→ Information given:
################
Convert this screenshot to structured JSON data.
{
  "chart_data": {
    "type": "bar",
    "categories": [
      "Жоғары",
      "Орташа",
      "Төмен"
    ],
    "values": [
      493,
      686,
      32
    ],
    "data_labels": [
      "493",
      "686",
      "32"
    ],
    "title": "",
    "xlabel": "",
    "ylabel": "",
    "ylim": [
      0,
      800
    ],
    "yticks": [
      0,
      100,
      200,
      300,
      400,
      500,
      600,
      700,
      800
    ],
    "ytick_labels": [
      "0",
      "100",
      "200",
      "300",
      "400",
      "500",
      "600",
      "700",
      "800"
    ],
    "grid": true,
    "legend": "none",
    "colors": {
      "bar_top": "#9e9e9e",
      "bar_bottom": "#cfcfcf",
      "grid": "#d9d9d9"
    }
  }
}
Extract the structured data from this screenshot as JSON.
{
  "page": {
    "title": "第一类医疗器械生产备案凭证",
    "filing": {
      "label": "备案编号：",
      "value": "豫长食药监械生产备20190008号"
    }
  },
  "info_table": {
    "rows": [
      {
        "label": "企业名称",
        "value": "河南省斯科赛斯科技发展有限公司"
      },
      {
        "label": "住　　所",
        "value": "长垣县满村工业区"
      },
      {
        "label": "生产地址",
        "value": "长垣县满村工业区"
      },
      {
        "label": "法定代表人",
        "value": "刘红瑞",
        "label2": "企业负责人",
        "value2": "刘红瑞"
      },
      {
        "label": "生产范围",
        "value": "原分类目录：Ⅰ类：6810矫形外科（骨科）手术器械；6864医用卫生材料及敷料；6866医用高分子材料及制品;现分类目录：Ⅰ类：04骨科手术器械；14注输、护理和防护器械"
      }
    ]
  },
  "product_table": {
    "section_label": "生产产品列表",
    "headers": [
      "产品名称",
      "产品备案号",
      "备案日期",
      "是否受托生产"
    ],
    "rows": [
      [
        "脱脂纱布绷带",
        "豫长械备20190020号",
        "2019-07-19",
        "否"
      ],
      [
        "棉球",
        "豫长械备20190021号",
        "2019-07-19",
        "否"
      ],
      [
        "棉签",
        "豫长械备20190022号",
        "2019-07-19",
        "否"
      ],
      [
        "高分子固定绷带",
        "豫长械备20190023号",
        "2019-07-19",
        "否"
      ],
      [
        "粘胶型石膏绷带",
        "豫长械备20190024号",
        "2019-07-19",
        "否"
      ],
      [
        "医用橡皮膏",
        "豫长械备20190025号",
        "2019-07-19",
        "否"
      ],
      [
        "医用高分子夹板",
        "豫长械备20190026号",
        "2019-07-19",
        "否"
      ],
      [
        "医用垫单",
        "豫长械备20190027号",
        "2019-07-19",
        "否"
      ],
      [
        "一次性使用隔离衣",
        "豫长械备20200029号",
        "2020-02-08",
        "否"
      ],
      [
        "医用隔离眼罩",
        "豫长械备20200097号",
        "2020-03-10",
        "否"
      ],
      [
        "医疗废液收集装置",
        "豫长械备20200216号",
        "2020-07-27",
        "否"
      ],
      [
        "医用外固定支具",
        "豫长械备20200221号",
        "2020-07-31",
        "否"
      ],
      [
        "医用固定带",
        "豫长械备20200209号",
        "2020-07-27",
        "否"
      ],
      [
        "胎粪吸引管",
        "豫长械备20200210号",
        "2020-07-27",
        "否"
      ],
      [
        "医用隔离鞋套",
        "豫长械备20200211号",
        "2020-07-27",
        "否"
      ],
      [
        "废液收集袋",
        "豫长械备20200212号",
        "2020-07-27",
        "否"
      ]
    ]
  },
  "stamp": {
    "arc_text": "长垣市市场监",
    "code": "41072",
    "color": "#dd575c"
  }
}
################
→ What the exercise asks: Of the lines in the material, how many include "this"? Respond with the number alone.

→ Finished exercise: 2